◆ **WHAT IS NEEDED**: Only a number is expected: how many lines in the data below contain the word "generales".
** BEGIN SOURCE MATERIAL **
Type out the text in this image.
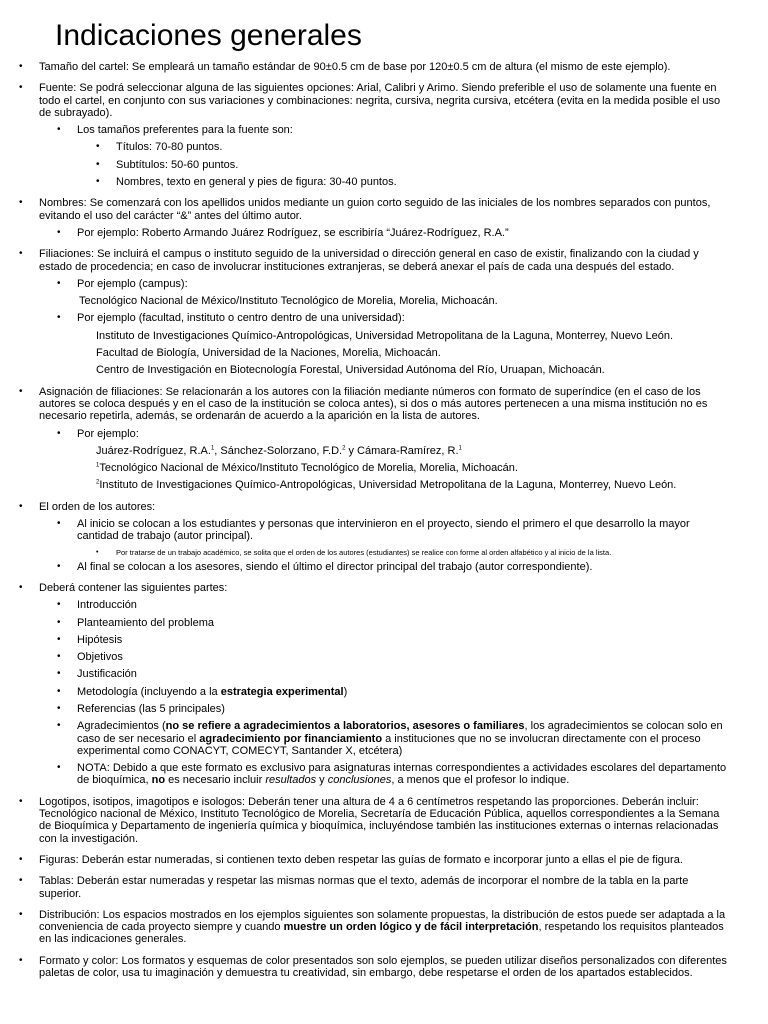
Indicaciones generales
• Tamaño del cartel: Se empleará un tamaño estándar de 90±0.5 cm de base por 120±0.5 cm de altura (el mismo de este ejemplo).
• Fuente: Se podrá seleccionar alguna de las siguientes opciones: Arial, Calibri y Arimo. Siendo preferible el uso de solamente una fuente en todo el cartel, en conjunto con sus variaciones y combinaciones: negrita, cursiva, negrita cursiva, etcétera (evita en la medida posible el uso de subrayado).
• Los tamaños preferentes para la fuente son:
• Títulos: 70-80 puntos.
• Subtítulos: 50-60 puntos.
• Nombres, texto en general y pies de figura: 30-40 puntos.
• Nombres: Se comenzará con los apellidos unidos mediante un guion corto seguido de las iniciales de los nombres separados con puntos, evitando el uso del carácter “&” antes del último autor.
• Por ejemplo: Roberto Armando Juárez Rodríguez, se escribiría “Juárez-Rodríguez, R.A.”
• Filiaciones: Se incluirá el campus o instituto seguido de la universidad o dirección general en caso de existir, finalizando con la ciudad y estado de procedencia; en caso de involucrar instituciones extranjeras, se deberá anexar el país de cada una después del estado.
• Por ejemplo (campus):
Tecnológico Nacional de México/Instituto Tecnológico de Morelia, Morelia, Michoacán.
• Por ejemplo (facultad, instituto o centro dentro de una universidad):
Instituto de Investigaciones Químico-Antropológicas, Universidad Metropolitana de la Laguna, Monterrey, Nuevo León.
Facultad de Biología, Universidad de la Naciones, Morelia, Michoacán.
Centro de Investigación en Biotecnología Forestal, Universidad Autónoma del Río, Uruapan, Michoacán.
• Asignación de filiaciones: Se relacionarán a los autores con la filiación mediante números con formato de superíndice (en el caso de los autores se coloca después y en el caso de la institución se coloca antes), si dos o más autores pertenecen a una misma institución no es necesario repetirla, además, se ordenarán de acuerdo a la aparición en la lista de autores.
• Por ejemplo:
Juárez-Rodríguez, R.A.$^1$, Sánchez-Solorzano, F.D.$^2$ y Cámara-Ramírez, R.$^1$
$^1$Tecnológico Nacional de México/Instituto Tecnológico de Morelia, Morelia, Michoacán.
$^2$Instituto de Investigaciones Químico-Antropológicas, Universidad Metropolitana de la Laguna, Monterrey, Nuevo León.
• El orden de los autores:
• Al inicio se colocan a los estudiantes y personas que intervinieron en el proyecto, siendo el primero el que desarrollo la mayor cantidad de trabajo (autor principal).
• Por tratarse de un trabajo académico, se solita que el orden de los autores (estudiantes) se realice con forme al orden alfabético y al inicio de la lista.
• Al final se colocan a los asesores, siendo el último el director principal del trabajo (autor correspondiente).
• Deberá contener las siguientes partes:
• Introducción
• Planteamiento del problema
• Hipótesis
• Objetivos
• Justificación
• Metodología (incluyendo a la estrategia experimental)
• Referencias (las 5 principales)
• Agradecimientos (no se refiere a agradecimientos a laboratorios, asesores o familiares, los agradecimientos se colocan solo en caso de ser necesario el agradecimiento por financiamiento a instituciones que no se involucran directamente con el proceso experimental como CONACYT, COMECYT, Santander X, etcétera)
• NOTA: Debido a que este formato es exclusivo para asignaturas internas correspondientes a actividades escolares del departamento de bioquímica, no es necesario incluir resultados y conclusiones, a menos que el profesor lo indique.
• Logotipos, isotipos, imagotipos e isologos: Deberán tener una altura de 4 a 6 centímetros respetando las proporciones. Deberán incluir: Tecnológico nacional de México, Instituto Tecnológico de Morelia, Secretaría de Educación Pública, aquellos correspondientes a la Semana de Bioquímica y Departamento de ingeniería química y bioquímica, incluyéndose también las instituciones externas o internas relacionadas con la investigación.
• Figuras: Deberán estar numeradas, si contienen texto deben respetar las guías de formato e incorporar junto a ellas el pie de figura.
• Tablas: Deberán estar numeradas y respetar las mismas normas que el texto, además de incorporar el nombre de la tabla en la parte superior.
• Distribución: Los espacios mostrados en los ejemplos siguientes son solamente propuestas, la distribución de estos puede ser adaptada a la conveniencia de cada proyecto siempre y cuando muestre un orden lógico y de fácil interpretación, respetando los requisitos planteados en las indicaciones generales.
• Formato y color: Los formatos y esquemas de color presentados son solo ejemplos, se pueden utilizar diseños personalizados con diferentes paletas de color, usa tu imaginación y demuestra tu creatividad, sin embargo, debe respetarse el orden de los apartados establecidos.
** END SOURCE MATERIAL **
◆ **SOLUTION TO THE EXERCISE**: 2